> TO BE DONE: Only lines with the string "Healthy" matter here; gather them from the material below.

> GIVEN RECORDS:
===============

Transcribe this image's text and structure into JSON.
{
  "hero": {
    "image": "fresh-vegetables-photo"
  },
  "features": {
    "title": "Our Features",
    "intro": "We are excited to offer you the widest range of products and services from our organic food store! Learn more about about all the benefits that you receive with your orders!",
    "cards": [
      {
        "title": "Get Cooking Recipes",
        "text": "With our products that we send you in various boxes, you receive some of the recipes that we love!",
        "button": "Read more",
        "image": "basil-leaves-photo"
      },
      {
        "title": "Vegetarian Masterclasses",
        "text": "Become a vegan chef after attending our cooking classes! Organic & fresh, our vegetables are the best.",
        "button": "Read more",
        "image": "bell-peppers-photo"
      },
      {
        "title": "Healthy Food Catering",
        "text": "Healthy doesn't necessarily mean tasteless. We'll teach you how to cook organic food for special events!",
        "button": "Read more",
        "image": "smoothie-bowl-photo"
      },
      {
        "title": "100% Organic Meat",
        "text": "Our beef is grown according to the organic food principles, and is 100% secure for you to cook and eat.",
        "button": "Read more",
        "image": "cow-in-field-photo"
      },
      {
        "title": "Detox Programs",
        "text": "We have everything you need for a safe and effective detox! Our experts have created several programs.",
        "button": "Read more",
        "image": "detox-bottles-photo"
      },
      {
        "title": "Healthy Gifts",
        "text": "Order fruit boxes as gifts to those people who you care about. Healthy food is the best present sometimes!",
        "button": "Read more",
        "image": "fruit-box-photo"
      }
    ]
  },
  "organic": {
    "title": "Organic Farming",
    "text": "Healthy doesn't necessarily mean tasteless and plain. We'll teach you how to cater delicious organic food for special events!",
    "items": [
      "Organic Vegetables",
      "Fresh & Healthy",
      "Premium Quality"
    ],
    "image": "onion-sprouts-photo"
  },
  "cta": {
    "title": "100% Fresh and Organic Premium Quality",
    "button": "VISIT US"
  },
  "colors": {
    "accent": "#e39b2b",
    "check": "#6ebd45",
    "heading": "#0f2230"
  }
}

===============

> COMPLETED TASK:
        "title": "Healthy Food Catering",
        "text": "Healthy doesn't necessarily mean tasteless. We'll teach you how to cook organic food for special events!",
        "title": "Healthy Gifts",
        "text": "Order fruit boxes as gifts to those people who you care about. Healthy food is the best present sometimes!",
    "text": "Healthy doesn't necessarily mean tasteless and plain. We'll teach you how to cater delicious organic food for special events!",
      "Fresh & Healthy",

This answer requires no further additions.